PROVIDED INFORMATION:
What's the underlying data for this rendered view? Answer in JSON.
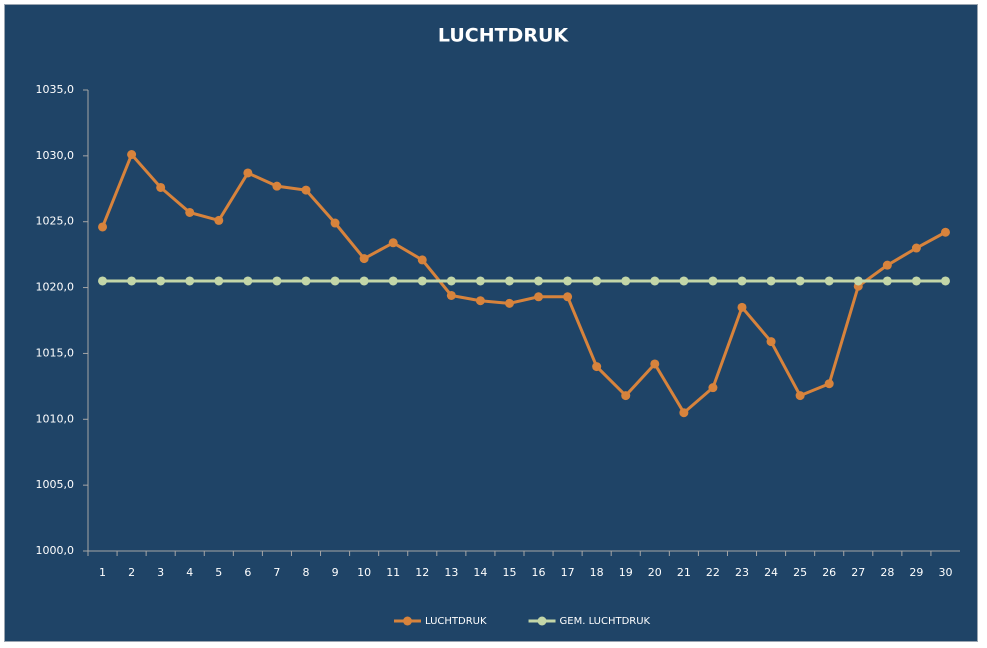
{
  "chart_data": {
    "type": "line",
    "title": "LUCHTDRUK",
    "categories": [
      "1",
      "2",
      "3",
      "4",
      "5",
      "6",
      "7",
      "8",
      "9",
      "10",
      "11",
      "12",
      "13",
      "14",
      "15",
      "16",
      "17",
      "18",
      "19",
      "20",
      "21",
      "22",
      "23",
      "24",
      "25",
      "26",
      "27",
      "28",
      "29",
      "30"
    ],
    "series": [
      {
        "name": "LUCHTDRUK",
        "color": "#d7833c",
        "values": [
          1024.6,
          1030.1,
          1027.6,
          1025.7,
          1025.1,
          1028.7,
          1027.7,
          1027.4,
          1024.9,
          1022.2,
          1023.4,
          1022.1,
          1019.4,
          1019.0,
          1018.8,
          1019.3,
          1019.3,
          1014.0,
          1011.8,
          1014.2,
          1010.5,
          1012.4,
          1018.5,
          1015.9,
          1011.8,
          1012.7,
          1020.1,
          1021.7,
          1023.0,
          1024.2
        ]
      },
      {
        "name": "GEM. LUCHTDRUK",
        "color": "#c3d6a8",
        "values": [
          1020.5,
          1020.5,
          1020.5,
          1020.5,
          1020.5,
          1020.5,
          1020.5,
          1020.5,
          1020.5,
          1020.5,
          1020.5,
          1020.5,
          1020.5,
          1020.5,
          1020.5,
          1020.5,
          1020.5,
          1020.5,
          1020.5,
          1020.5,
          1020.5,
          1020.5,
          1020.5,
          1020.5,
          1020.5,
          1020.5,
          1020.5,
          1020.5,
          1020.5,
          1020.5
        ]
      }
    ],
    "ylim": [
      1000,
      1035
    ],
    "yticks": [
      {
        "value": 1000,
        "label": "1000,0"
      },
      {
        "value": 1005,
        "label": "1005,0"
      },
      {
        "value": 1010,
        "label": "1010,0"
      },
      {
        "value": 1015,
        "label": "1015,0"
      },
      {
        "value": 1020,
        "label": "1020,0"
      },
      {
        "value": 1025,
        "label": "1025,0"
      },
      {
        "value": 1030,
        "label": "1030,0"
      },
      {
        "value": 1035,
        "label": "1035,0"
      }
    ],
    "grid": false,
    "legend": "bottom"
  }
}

WHAT TO PRODUCE:
Repeat the material above word for word, please, apart from its images.

ANSWER BELOW:
What's the underlying data for this rendered view? Answer in JSON.
{
  "chart_data": {
    "type": "line",
    "title": "LUCHTDRUK",
    "categories": [
      "1",
      "2",
      "3",
      "4",
      "5",
      "6",
      "7",
      "8",
      "9",
      "10",
      "11",
      "12",
      "13",
      "14",
      "15",
      "16",
      "17",
      "18",
      "19",
      "20",
      "21",
      "22",
      "23",
      "24",
      "25",
      "26",
      "27",
      "28",
      "29",
      "30"
    ],
    "series": [
      {
        "name": "LUCHTDRUK",
        "color": "#d7833c",
        "values": [
          1024.6,
          1030.1,
          1027.6,
          1025.7,
          1025.1,
          1028.7,
          1027.7,
          1027.4,
          1024.9,
          1022.2,
          1023.4,
          1022.1,
          1019.4,
          1019.0,
          1018.8,
          1019.3,
          1019.3,
          1014.0,
          1011.8,
          1014.2,
          1010.5,
          1012.4,
          1018.5,
          1015.9,
          1011.8,
          1012.7,
          1020.1,
          1021.7,
          1023.0,
          1024.2
        ]
      },
      {
        "name": "GEM. LUCHTDRUK",
        "color": "#c3d6a8",
        "values": [
          1020.5,
          1020.5,
          1020.5,
          1020.5,
          1020.5,
          1020.5,
          1020.5,
          1020.5,
          1020.5,
          1020.5,
          1020.5,
          1020.5,
          1020.5,
          1020.5,
          1020.5,
          1020.5,
          1020.5,
          1020.5,
          1020.5,
          1020.5,
          1020.5,
          1020.5,
          1020.5,
          1020.5,
          1020.5,
          1020.5,
          1020.5,
          1020.5,
          1020.5,
          1020.5
        ]
      }
    ],
    "ylim": [
      1000,
      1035
    ],
    "yticks": [
      {
        "value": 1000,
        "label": "1000,0"
      },
      {
        "value": 1005,
        "label": "1005,0"
      },
      {
        "value": 1010,
        "label": "1010,0"
      },
      {
        "value": 1015,
        "label": "1015,0"
      },
      {
        "value": 1020,
        "label": "1020,0"
      },
      {
        "value": 1025,
        "label": "1025,0"
      },
      {
        "value": 1030,
        "label": "1030,0"
      },
      {
        "value": 1035,
        "label": "1035,0"
      }
    ],
    "grid": false,
    "legend": "bottom"
  }
}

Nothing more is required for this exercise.